» APLIQUE O QUE LEU
1 – Na notícia sobre a provedora de justiça-adjunta, em que universidade ela e Mário Pinto de Andrade são colegas de academia?
2 – Prossiga a notícia sobre a candidatura da provedora de justiça-adjunta ao Tribunal de Contas a partir do ponto em que termina.

» TEXTO FORNECIDO
──────────

Lisboa – A provedora de justiça-adjunta Antónia Florbela de Jesus Rocha Araújo deverá dentro de semanas renunciar ao cargo para poder concorrer para uma das vagas para o cargo de juíza do Tribunal de Contas cujo concurso foi recentemente anunciado pelo Conselho Superior da Magistratura Judicial (CSMJ), em Luanda.

Fonte: Club-k.net

A decisão da provedora de justiça-adjunta surge na sequencia de um acerto com o Secretario dos assuntos políticos do MPLA, Mário Pinto de Andrade que a quer ver no Tribunal de Contas. Ambos são igualmente colegas de academia na Universidade Lusíada de Luanda.

 

Mário Pinto de Andrade é a entidade do MPLA que tem actuado como responsável pelo acompanhamento dos órgãos de justiça em Angola. É-lhe reconhecida capacidade de influencia junto do Presidente do Tribunal Supremo, Joel Leornardo.

 

A transferência da provedora de justiça-adjunta, Antónia Florbela Araújo para o Tribunal de Contas é dada como segura tendo em conta que o regulamento para o concurso público foi preparado para acomodar entidades com o seu perfil.

 

Há cerca de duas semanas, algumas personalidades angolanas denunciaram existência de “gato” neste processo acusando mesmo o Presidente do CSMJ, Juiz Joel Leonardo de violar a lei ao criar um regulamento que contraria a legislação (Estatuto orgânico e do processo do Tribunal de Contas) para favorecer exclusivamente juristas.

──────────

» Dados de reconhecimento da estrutura de documentos

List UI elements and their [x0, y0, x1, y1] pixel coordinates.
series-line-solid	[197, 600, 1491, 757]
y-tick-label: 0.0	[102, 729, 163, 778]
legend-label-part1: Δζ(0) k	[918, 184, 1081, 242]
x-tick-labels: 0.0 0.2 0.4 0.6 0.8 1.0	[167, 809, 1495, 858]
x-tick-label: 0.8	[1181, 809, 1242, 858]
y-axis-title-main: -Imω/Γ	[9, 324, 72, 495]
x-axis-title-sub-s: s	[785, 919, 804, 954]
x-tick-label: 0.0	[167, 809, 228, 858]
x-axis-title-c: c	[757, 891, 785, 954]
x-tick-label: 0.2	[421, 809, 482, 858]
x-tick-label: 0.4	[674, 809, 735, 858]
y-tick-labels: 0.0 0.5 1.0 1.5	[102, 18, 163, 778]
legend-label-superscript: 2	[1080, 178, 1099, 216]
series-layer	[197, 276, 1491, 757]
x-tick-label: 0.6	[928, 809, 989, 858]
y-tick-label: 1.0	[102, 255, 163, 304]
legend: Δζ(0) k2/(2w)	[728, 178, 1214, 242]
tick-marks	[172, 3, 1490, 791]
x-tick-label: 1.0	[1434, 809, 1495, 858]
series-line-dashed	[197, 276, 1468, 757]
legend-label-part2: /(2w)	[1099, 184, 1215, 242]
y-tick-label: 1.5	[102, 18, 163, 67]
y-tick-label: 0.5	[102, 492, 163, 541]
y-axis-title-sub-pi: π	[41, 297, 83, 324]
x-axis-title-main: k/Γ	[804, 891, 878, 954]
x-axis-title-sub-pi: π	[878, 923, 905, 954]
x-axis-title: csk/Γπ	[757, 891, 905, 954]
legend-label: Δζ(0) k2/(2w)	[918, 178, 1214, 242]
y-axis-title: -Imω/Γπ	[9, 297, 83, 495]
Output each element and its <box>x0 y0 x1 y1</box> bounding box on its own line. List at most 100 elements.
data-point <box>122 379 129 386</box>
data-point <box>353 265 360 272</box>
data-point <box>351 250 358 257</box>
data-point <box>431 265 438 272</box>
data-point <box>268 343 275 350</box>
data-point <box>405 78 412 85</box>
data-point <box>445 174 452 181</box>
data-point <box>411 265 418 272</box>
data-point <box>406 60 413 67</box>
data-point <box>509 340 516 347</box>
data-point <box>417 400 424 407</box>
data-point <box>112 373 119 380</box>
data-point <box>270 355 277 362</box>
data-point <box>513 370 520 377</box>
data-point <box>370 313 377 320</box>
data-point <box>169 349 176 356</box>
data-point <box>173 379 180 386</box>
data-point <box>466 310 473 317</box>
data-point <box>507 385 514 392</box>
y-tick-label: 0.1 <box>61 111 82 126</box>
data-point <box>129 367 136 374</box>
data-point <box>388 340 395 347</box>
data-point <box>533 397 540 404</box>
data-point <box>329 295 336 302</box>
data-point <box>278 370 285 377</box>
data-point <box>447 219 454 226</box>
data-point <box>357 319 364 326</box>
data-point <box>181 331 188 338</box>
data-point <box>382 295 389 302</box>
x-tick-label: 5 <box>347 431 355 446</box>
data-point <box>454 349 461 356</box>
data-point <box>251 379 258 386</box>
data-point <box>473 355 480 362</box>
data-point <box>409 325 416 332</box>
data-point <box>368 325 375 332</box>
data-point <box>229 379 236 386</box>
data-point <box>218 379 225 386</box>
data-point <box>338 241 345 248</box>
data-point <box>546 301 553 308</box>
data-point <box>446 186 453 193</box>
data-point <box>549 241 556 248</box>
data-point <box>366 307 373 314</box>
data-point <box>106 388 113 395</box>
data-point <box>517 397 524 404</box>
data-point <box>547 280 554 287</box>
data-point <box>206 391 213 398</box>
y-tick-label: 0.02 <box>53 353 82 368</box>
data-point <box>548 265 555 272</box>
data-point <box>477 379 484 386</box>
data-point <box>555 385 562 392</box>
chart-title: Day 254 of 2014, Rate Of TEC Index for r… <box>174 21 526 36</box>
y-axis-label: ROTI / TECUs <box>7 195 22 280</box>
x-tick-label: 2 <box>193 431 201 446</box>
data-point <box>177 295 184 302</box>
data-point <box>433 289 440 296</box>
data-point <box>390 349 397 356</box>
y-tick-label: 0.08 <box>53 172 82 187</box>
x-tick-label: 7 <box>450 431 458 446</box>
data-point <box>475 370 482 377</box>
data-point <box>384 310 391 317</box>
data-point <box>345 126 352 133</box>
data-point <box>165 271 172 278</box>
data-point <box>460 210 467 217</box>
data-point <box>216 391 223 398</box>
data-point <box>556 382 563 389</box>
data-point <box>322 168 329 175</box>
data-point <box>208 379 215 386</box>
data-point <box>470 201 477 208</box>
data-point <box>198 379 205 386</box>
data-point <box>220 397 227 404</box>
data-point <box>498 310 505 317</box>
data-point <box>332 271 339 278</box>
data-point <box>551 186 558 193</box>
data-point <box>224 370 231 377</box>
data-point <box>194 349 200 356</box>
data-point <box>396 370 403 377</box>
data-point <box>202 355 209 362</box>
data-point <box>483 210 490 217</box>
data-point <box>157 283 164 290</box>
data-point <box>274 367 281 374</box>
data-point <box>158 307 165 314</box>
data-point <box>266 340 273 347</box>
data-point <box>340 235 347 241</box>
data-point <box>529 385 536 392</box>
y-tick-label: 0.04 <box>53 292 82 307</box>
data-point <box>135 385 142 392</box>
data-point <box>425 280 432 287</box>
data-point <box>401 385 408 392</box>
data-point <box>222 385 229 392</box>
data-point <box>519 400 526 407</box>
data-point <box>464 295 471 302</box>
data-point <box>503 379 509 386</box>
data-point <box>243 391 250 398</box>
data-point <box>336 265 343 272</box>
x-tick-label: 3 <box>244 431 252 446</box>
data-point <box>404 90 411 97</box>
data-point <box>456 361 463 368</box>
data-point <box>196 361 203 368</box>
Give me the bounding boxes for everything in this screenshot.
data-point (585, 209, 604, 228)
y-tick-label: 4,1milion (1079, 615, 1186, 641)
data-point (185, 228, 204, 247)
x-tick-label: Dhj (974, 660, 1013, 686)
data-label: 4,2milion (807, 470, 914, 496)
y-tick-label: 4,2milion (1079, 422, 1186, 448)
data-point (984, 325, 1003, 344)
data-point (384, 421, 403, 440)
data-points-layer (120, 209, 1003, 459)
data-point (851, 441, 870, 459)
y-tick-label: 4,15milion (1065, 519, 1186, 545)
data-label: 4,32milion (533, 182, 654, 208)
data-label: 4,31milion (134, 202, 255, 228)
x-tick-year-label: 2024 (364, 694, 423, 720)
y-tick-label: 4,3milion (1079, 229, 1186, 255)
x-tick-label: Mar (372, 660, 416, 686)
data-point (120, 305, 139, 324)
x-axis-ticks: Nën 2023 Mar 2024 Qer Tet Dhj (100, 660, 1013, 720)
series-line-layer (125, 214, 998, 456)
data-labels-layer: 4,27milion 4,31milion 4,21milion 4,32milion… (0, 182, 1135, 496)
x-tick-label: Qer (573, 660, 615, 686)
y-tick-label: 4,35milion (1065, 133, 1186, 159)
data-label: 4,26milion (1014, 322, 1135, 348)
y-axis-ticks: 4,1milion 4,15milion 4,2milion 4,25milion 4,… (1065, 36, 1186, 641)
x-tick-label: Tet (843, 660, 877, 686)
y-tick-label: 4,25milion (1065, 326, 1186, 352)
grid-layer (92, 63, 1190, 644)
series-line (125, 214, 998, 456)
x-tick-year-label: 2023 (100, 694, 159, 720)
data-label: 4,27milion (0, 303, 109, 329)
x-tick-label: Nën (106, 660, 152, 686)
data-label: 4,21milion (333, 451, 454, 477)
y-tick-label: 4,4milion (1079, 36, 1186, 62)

──────────

» RESPOSTAS DO EXERCÍCIO
1 – Na Universidade Lusíada de Luanda.

2 –
 

Segundo a lei, o Tribunal de Contas é constituído por juízes que podem ser “magistrados ou não magistrados” como é o caso da sua Presidente Exalgina Renée Vicente Olavo Gambôa que é uma economista de formação.

 

Joel Leonardo fez aprovar no dia 24 de Junho, um regulamento cujo artigo 11 (respeitante ao critério de avaliação das candidaturas) dá preferencia (e maior pontuação) aos candidatos magistrados, com “avaliação de bom nos últimos cincos anos” ou “antiguidade na magistratura judicial ou do ministério público , jurista, economista, gestor ou similares”.


Depois da reclamação, o juiz Joel Leonardo penitenciou-se a margem de uma reunião e por outro lado prometeu corrigir o seu erro. Por outro lado, não pronunciou-se sobre a situação da jurista Antónia Florbela de Jesus Rocha Araújo que tinha caminho preparado para depois do concurso ocupar a vaga como juíza do Tribunal de Contas.